# Data records start
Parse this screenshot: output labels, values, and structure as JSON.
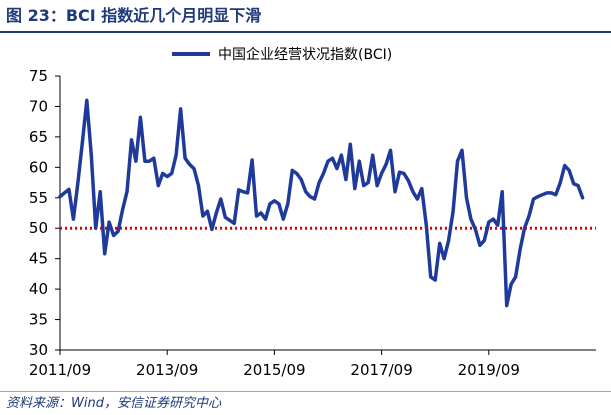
{
  "figure": {
    "title": "图 23：BCI 指数近几个月明显下滑",
    "source": "资料来源：Wind，安信证券研究中心"
  },
  "chart_data": {
    "type": "line",
    "title": "",
    "xlabel": "",
    "ylabel": "",
    "ylim": [
      30,
      75
    ],
    "yticks": [
      30,
      35,
      40,
      45,
      50,
      55,
      60,
      65,
      70,
      75
    ],
    "xticks": [
      "2011/09",
      "2013/09",
      "2015/09",
      "2017/09",
      "2019/09"
    ],
    "xrange": [
      "2011-09",
      "2021-09"
    ],
    "legend_position": "top-center",
    "grid": false,
    "series": [
      {
        "name": "中国企业经营状况指数(BCI)",
        "color": "#1f3a9a",
        "points": [
          [
            "2011-09",
            55.2
          ],
          [
            "2011-10",
            55.8
          ],
          [
            "2011-11",
            56.4
          ],
          [
            "2011-12",
            51.5
          ],
          [
            "2012-01",
            57.5
          ],
          [
            "2012-02",
            64.0
          ],
          [
            "2012-03",
            71.0
          ],
          [
            "2012-04",
            62.0
          ],
          [
            "2012-05",
            50.0
          ],
          [
            "2012-06",
            56.0
          ],
          [
            "2012-07",
            45.8
          ],
          [
            "2012-08",
            51.0
          ],
          [
            "2012-09",
            48.8
          ],
          [
            "2012-10",
            49.5
          ],
          [
            "2012-11",
            53.0
          ],
          [
            "2012-12",
            56.0
          ],
          [
            "2013-01",
            64.5
          ],
          [
            "2013-02",
            61.0
          ],
          [
            "2013-03",
            68.2
          ],
          [
            "2013-04",
            61.0
          ],
          [
            "2013-05",
            61.0
          ],
          [
            "2013-06",
            61.5
          ],
          [
            "2013-07",
            57.0
          ],
          [
            "2013-08",
            59.0
          ],
          [
            "2013-09",
            58.5
          ],
          [
            "2013-10",
            59.0
          ],
          [
            "2013-11",
            62.0
          ],
          [
            "2013-12",
            69.6
          ],
          [
            "2014-01",
            61.5
          ],
          [
            "2014-02",
            60.5
          ],
          [
            "2014-03",
            59.8
          ],
          [
            "2014-04",
            57.0
          ],
          [
            "2014-05",
            52.0
          ],
          [
            "2014-06",
            52.8
          ],
          [
            "2014-07",
            49.8
          ],
          [
            "2014-08",
            52.5
          ],
          [
            "2014-09",
            54.8
          ],
          [
            "2014-10",
            51.8
          ],
          [
            "2014-11",
            51.3
          ],
          [
            "2014-12",
            50.8
          ],
          [
            "2015-01",
            56.3
          ],
          [
            "2015-02",
            56.0
          ],
          [
            "2015-03",
            55.8
          ],
          [
            "2015-04",
            61.2
          ],
          [
            "2015-05",
            52.0
          ],
          [
            "2015-06",
            52.5
          ],
          [
            "2015-07",
            51.5
          ],
          [
            "2015-08",
            54.0
          ],
          [
            "2015-09",
            54.5
          ],
          [
            "2015-10",
            54.0
          ],
          [
            "2015-11",
            51.5
          ],
          [
            "2015-12",
            54.0
          ],
          [
            "2016-01",
            59.5
          ],
          [
            "2016-02",
            59.0
          ],
          [
            "2016-03",
            58.0
          ],
          [
            "2016-04",
            56.0
          ],
          [
            "2016-05",
            55.2
          ],
          [
            "2016-06",
            54.8
          ],
          [
            "2016-07",
            57.5
          ],
          [
            "2016-08",
            59.0
          ],
          [
            "2016-09",
            61.0
          ],
          [
            "2016-10",
            61.5
          ],
          [
            "2016-11",
            59.8
          ],
          [
            "2016-12",
            62.0
          ],
          [
            "2017-01",
            58.0
          ],
          [
            "2017-02",
            63.8
          ],
          [
            "2017-03",
            56.5
          ],
          [
            "2017-04",
            61.0
          ],
          [
            "2017-05",
            57.0
          ],
          [
            "2017-06",
            57.5
          ],
          [
            "2017-07",
            62.0
          ],
          [
            "2017-08",
            57.0
          ],
          [
            "2017-09",
            59.0
          ],
          [
            "2017-10",
            60.5
          ],
          [
            "2017-11",
            62.8
          ],
          [
            "2017-12",
            56.0
          ],
          [
            "2018-01",
            59.2
          ],
          [
            "2018-02",
            59.0
          ],
          [
            "2018-03",
            57.8
          ],
          [
            "2018-04",
            56.0
          ],
          [
            "2018-05",
            54.8
          ],
          [
            "2018-06",
            56.5
          ],
          [
            "2018-07",
            50.5
          ],
          [
            "2018-08",
            42.0
          ],
          [
            "2018-09",
            41.5
          ],
          [
            "2018-10",
            47.5
          ],
          [
            "2018-11",
            45.0
          ],
          [
            "2018-12",
            48.0
          ],
          [
            "2019-01",
            52.8
          ],
          [
            "2019-02",
            61.0
          ],
          [
            "2019-03",
            62.8
          ],
          [
            "2019-04",
            55.0
          ],
          [
            "2019-05",
            51.5
          ],
          [
            "2019-06",
            49.8
          ],
          [
            "2019-07",
            47.2
          ],
          [
            "2019-08",
            48.0
          ],
          [
            "2019-09",
            51.0
          ],
          [
            "2019-10",
            51.5
          ],
          [
            "2019-11",
            50.5
          ],
          [
            "2019-12",
            56.0
          ],
          [
            "2020-01",
            37.3
          ],
          [
            "2020-02",
            40.8
          ],
          [
            "2020-03",
            42.0
          ],
          [
            "2020-04",
            46.5
          ],
          [
            "2020-05",
            50.0
          ],
          [
            "2020-06",
            52.0
          ],
          [
            "2020-07",
            54.8
          ],
          [
            "2020-08",
            55.2
          ],
          [
            "2020-09",
            55.5
          ],
          [
            "2020-10",
            55.8
          ],
          [
            "2020-11",
            55.8
          ],
          [
            "2020-12",
            55.5
          ],
          [
            "2021-01",
            57.5
          ],
          [
            "2021-02",
            60.3
          ],
          [
            "2021-03",
            59.5
          ],
          [
            "2021-04",
            57.3
          ],
          [
            "2021-05",
            57.0
          ],
          [
            "2021-06",
            55.0
          ]
        ]
      }
    ],
    "reference_line": {
      "value": 50,
      "color": "#e00000",
      "style": "dotted"
    }
  }
}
# Data records end
What you are asked to do: Drop the pictures and reproduce the rest of the entries above exactly.

The response:
Parse this screenshot: output labels, values, and structure as JSON.
{
  "figure": {
    "title": "图 23：BCI 指数近几个月明显下滑",
    "source": "资料来源：Wind，安信证券研究中心"
  },
  "chart_data": {
    "type": "line",
    "title": "",
    "xlabel": "",
    "ylabel": "",
    "ylim": [
      30,
      75
    ],
    "yticks": [
      30,
      35,
      40,
      45,
      50,
      55,
      60,
      65,
      70,
      75
    ],
    "xticks": [
      "2011/09",
      "2013/09",
      "2015/09",
      "2017/09",
      "2019/09"
    ],
    "xrange": [
      "2011-09",
      "2021-09"
    ],
    "legend_position": "top-center",
    "grid": false,
    "series": [
      {
        "name": "中国企业经营状况指数(BCI)",
        "color": "#1f3a9a",
        "points": [
          [
            "2011-09",
            55.2
          ],
          [
            "2011-10",
            55.8
          ],
          [
            "2011-11",
            56.4
          ],
          [
            "2011-12",
            51.5
          ],
          [
            "2012-01",
            57.5
          ],
          [
            "2012-02",
            64.0
          ],
          [
            "2012-03",
            71.0
          ],
          [
            "2012-04",
            62.0
          ],
          [
            "2012-05",
            50.0
          ],
          [
            "2012-06",
            56.0
          ],
          [
            "2012-07",
            45.8
          ],
          [
            "2012-08",
            51.0
          ],
          [
            "2012-09",
            48.8
          ],
          [
            "2012-10",
            49.5
          ],
          [
            "2012-11",
            53.0
          ],
          [
            "2012-12",
            56.0
          ],
          [
            "2013-01",
            64.5
          ],
          [
            "2013-02",
            61.0
          ],
          [
            "2013-03",
            68.2
          ],
          [
            "2013-04",
            61.0
          ],
          [
            "2013-05",
            61.0
          ],
          [
            "2013-06",
            61.5
          ],
          [
            "2013-07",
            57.0
          ],
          [
            "2013-08",
            59.0
          ],
          [
            "2013-09",
            58.5
          ],
          [
            "2013-10",
            59.0
          ],
          [
            "2013-11",
            62.0
          ],
          [
            "2013-12",
            69.6
          ],
          [
            "2014-01",
            61.5
          ],
          [
            "2014-02",
            60.5
          ],
          [
            "2014-03",
            59.8
          ],
          [
            "2014-04",
            57.0
          ],
          [
            "2014-05",
            52.0
          ],
          [
            "2014-06",
            52.8
          ],
          [
            "2014-07",
            49.8
          ],
          [
            "2014-08",
            52.5
          ],
          [
            "2014-09",
            54.8
          ],
          [
            "2014-10",
            51.8
          ],
          [
            "2014-11",
            51.3
          ],
          [
            "2014-12",
            50.8
          ],
          [
            "2015-01",
            56.3
          ],
          [
            "2015-02",
            56.0
          ],
          [
            "2015-03",
            55.8
          ],
          [
            "2015-04",
            61.2
          ],
          [
            "2015-05",
            52.0
          ],
          [
            "2015-06",
            52.5
          ],
          [
            "2015-07",
            51.5
          ],
          [
            "2015-08",
            54.0
          ],
          [
            "2015-09",
            54.5
          ],
          [
            "2015-10",
            54.0
          ],
          [
            "2015-11",
            51.5
          ],
          [
            "2015-12",
            54.0
          ],
          [
            "2016-01",
            59.5
          ],
          [
            "2016-02",
            59.0
          ],
          [
            "2016-03",
            58.0
          ],
          [
            "2016-04",
            56.0
          ],
          [
            "2016-05",
            55.2
          ],
          [
            "2016-06",
            54.8
          ],
          [
            "2016-07",
            57.5
          ],
          [
            "2016-08",
            59.0
          ],
          [
            "2016-09",
            61.0
          ],
          [
            "2016-10",
            61.5
          ],
          [
            "2016-11",
            59.8
          ],
          [
            "2016-12",
            62.0
          ],
          [
            "2017-01",
            58.0
          ],
          [
            "2017-02",
            63.8
          ],
          [
            "2017-03",
            56.5
          ],
          [
            "2017-04",
            61.0
          ],
          [
            "2017-05",
            57.0
          ],
          [
            "2017-06",
            57.5
          ],
          [
            "2017-07",
            62.0
          ],
          [
            "2017-08",
            57.0
          ],
          [
            "2017-09",
            59.0
          ],
          [
            "2017-10",
            60.5
          ],
          [
            "2017-11",
            62.8
          ],
          [
            "2017-12",
            56.0
          ],
          [
            "2018-01",
            59.2
          ],
          [
            "2018-02",
            59.0
          ],
          [
            "2018-03",
            57.8
          ],
          [
            "2018-04",
            56.0
          ],
          [
            "2018-05",
            54.8
          ],
          [
            "2018-06",
            56.5
          ],
          [
            "2018-07",
            50.5
          ],
          [
            "2018-08",
            42.0
          ],
          [
            "2018-09",
            41.5
          ],
          [
            "2018-10",
            47.5
          ],
          [
            "2018-11",
            45.0
          ],
          [
            "2018-12",
            48.0
          ],
          [
            "2019-01",
            52.8
          ],
          [
            "2019-02",
            61.0
          ],
          [
            "2019-03",
            62.8
          ],
          [
            "2019-04",
            55.0
          ],
          [
            "2019-05",
            51.5
          ],
          [
            "2019-06",
            49.8
          ],
          [
            "2019-07",
            47.2
          ],
          [
            "2019-08",
            48.0
          ],
          [
            "2019-09",
            51.0
          ],
          [
            "2019-10",
            51.5
          ],
          [
            "2019-11",
            50.5
          ],
          [
            "2019-12",
            56.0
          ],
          [
            "2020-01",
            37.3
          ],
          [
            "2020-02",
            40.8
          ],
          [
            "2020-03",
            42.0
          ],
          [
            "2020-04",
            46.5
          ],
          [
            "2020-05",
            50.0
          ],
          [
            "2020-06",
            52.0
          ],
          [
            "2020-07",
            54.8
          ],
          [
            "2020-08",
            55.2
          ],
          [
            "2020-09",
            55.5
          ],
          [
            "2020-10",
            55.8
          ],
          [
            "2020-11",
            55.8
          ],
          [
            "2020-12",
            55.5
          ],
          [
            "2021-01",
            57.5
          ],
          [
            "2021-02",
            60.3
          ],
          [
            "2021-03",
            59.5
          ],
          [
            "2021-04",
            57.3
          ],
          [
            "2021-05",
            57.0
          ],
          [
            "2021-06",
            55.0
          ]
        ]
      }
    ],
    "reference_line": {
      "value": 50,
      "color": "#e00000",
      "style": "dotted"
    }
  }
}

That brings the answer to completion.